## Given exercise A
Reproduce verbatim the data entries, starting at the first line of the records and ending at the line that contains "total-compensation-cell: €143–182k: [753, 377, 1008, 464]".

## Source document
--- start ---

# Speedo dead odometer works



## Katman (Jun 13, 2008)

If the speedo dies but the odometer keeps working is it cut and dried that the speed sender on the tranny is still good? The speedo in the gauge cluster is shot right? 

92 SE


----------



## internetautomart (Mar 8, 2004)

yes that is correct


----------



## Katman (Jun 13, 2008)

Okay looks like its time to hit the local junkyard.

Thanks again internetautomart


----------



## internetautomart (Mar 8, 2004)

Katman said:


> Okay looks like its time to hit the local junkyard.
> 
> Thanks again internetautomart


yeah, any analog cluster will work in place of any other analog cluster (3rd gens) so a white face with a 145 speedo will work just fine in place of a 125 black face one. No changes will be necessary.


----------



## Katman (Jun 13, 2008)

internetautomart said:


> yeah, any analog cluster will work in place of any other analog cluster (3rd gens) so a white face with a 145 speedo will work just fine in place of a 125 black face one. No changes will be necessary.


That is nice but I already have the white gauges that go to 145 and I would like to keep it that way. I may have to really scrounge around to find another set of white ones. Or at least the speedo part. I suppose if a guy uses the innards out of one that only goes to 125 with my white faces that go to 145 it would not work as the numbers are in different location/spacing. What goes sour with these things? Is it fixable? I do all kinds of modeling for a hobby and repair computers for a living and my Dad is a 2-way radio geek so fixing those kinda things is not a problem but maybe when they go the go all the way south. 

Just trying to find out what my options are.

TT


----------

--- end ---

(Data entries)
--- start ---

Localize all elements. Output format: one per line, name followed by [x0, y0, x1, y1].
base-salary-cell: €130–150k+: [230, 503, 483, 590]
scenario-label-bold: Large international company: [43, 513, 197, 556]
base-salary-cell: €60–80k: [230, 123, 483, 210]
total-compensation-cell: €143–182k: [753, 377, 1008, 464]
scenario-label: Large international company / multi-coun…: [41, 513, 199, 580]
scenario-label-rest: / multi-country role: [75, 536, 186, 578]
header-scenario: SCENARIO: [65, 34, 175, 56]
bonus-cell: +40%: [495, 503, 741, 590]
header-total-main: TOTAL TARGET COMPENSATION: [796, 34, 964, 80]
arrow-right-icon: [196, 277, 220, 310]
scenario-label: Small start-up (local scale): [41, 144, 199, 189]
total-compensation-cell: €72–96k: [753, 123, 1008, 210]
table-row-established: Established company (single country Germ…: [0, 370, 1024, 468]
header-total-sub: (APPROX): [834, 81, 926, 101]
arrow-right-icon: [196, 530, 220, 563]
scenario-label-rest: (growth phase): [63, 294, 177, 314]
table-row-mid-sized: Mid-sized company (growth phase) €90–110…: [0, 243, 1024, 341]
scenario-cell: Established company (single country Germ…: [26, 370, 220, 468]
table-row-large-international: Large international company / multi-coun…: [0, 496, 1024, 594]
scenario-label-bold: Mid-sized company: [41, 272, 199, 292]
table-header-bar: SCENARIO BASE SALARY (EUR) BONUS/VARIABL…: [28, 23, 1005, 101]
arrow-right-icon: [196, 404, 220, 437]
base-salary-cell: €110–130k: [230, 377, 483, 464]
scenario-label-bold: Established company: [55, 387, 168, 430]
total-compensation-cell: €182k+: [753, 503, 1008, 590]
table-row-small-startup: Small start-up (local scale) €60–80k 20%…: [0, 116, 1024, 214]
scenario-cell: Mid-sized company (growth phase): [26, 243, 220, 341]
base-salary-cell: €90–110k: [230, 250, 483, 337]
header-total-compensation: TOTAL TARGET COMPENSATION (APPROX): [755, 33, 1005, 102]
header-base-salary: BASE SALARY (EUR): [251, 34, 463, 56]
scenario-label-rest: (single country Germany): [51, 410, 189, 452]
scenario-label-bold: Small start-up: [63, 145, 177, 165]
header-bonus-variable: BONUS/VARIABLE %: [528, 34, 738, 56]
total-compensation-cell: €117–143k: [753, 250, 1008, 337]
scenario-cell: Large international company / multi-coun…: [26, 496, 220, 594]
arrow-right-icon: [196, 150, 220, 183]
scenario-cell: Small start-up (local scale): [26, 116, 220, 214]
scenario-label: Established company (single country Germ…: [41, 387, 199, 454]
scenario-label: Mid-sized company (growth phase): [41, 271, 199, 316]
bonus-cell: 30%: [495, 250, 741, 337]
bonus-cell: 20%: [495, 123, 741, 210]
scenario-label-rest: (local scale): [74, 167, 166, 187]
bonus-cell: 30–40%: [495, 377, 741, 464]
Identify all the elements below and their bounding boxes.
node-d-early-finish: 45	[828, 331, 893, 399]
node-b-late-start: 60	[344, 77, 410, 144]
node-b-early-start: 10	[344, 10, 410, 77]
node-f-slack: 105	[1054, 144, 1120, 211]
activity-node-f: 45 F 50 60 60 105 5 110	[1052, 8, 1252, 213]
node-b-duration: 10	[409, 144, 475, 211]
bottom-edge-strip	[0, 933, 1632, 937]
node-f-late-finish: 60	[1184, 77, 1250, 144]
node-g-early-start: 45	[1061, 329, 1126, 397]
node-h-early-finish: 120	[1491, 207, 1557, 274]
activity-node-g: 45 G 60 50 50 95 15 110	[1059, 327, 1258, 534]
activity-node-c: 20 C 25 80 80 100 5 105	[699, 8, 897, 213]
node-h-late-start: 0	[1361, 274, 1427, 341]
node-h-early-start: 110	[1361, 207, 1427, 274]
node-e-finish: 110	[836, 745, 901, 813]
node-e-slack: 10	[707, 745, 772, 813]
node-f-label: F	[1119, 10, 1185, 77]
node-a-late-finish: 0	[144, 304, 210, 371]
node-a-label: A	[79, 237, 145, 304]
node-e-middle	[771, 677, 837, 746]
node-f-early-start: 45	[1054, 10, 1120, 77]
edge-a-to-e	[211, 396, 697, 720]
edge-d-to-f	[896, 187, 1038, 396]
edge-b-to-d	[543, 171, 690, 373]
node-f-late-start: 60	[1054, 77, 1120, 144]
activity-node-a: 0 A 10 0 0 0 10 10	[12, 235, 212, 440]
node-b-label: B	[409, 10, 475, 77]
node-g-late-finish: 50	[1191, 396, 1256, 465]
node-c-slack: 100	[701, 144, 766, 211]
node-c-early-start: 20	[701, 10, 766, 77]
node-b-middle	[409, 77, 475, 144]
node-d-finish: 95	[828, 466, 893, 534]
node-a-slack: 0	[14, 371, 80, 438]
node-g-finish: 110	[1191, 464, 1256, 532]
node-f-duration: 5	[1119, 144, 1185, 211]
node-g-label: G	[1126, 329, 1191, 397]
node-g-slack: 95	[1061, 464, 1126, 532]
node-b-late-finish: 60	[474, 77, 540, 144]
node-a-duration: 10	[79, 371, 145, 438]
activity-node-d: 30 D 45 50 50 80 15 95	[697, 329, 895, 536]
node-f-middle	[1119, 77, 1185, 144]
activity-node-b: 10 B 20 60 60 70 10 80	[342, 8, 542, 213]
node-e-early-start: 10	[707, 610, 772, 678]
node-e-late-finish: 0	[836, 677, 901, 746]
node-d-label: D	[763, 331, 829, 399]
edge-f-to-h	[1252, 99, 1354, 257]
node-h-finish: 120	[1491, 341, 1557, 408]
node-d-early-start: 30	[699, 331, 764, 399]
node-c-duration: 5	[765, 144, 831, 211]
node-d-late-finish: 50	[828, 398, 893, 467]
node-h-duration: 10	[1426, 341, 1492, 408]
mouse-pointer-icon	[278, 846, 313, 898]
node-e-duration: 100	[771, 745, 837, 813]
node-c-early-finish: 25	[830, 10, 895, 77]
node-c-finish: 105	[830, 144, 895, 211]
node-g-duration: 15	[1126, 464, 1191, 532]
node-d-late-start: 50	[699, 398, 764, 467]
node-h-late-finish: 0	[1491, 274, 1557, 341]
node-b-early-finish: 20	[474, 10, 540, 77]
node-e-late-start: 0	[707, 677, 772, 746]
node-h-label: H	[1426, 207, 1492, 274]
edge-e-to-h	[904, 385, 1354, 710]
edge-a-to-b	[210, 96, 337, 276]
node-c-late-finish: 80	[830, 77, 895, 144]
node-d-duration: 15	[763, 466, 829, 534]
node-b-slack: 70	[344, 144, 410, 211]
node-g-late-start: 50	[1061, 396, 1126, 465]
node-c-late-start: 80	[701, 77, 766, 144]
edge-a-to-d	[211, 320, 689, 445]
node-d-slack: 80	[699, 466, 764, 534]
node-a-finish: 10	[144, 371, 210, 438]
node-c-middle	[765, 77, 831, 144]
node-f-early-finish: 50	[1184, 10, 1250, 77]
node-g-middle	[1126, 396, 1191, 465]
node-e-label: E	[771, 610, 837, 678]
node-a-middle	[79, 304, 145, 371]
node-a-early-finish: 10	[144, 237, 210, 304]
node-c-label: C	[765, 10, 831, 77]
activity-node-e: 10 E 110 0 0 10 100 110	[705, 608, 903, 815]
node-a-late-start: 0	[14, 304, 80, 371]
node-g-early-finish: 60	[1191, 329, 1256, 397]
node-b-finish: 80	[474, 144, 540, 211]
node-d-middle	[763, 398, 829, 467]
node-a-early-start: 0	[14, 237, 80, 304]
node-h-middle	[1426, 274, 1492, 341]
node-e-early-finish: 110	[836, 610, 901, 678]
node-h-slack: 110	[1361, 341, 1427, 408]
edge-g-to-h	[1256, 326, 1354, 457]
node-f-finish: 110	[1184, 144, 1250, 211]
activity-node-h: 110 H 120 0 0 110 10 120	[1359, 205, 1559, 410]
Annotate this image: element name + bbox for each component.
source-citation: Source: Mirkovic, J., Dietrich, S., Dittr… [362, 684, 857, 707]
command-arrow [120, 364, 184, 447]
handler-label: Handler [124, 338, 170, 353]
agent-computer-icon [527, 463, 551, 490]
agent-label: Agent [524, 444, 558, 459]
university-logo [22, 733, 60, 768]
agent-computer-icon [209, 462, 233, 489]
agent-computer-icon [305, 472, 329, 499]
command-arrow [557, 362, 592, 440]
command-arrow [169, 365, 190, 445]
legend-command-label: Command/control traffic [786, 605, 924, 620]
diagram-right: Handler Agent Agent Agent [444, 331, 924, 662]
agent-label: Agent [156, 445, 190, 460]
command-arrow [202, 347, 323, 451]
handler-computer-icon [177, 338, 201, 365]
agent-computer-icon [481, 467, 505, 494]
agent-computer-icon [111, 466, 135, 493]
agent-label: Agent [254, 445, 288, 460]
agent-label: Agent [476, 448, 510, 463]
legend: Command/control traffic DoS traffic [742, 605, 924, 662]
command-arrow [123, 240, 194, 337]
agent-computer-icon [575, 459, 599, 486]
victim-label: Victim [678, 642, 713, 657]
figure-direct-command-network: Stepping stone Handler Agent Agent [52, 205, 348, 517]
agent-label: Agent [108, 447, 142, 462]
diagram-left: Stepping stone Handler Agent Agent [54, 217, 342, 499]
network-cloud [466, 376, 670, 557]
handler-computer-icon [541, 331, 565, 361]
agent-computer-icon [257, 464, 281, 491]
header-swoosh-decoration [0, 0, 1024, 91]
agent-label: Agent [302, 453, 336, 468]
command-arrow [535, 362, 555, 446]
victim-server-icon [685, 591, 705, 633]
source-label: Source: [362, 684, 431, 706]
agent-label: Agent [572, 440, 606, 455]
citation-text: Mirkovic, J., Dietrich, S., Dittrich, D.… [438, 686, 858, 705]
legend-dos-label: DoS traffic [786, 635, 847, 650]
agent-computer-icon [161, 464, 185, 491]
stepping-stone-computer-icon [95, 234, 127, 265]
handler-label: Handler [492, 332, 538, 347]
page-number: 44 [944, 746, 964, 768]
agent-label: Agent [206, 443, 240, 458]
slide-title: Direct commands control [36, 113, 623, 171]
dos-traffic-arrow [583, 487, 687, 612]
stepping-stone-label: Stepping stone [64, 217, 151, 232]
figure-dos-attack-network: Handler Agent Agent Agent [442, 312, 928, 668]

--- end ---

## Given exercise B
Condense into a bulleted list the paragraph in the forum thread that opens with "That is nice but I already have the white gauges", keeping its main facts.

## Full output A
Localize all elements. Output format: one per line, name followed by [x0, y0, x1, y1].
base-salary-cell: €130–150k+: [230, 503, 483, 590]
scenario-label-bold: Large international company: [43, 513, 197, 556]
base-salary-cell: €60–80k: [230, 123, 483, 210]
total-compensation-cell: €143–182k: [753, 377, 1008, 464]

## Full output B
- The poster already has white gauges that go to 145 and wants to keep them.
- Another white set, or at least the speedometer part, may be hard to find.
- The poster supposes that the internals of a 125 unit would not work behind the 145 white faces, because the numbers are in different locations and spacing.
- The poster asks what fails in these units and whether they can be fixed.
- The poster builds models as a hobby, repairs computers for a living and has a father who is a two-way radio enthusiast, so such repairs are no problem. The units may fail completely, though.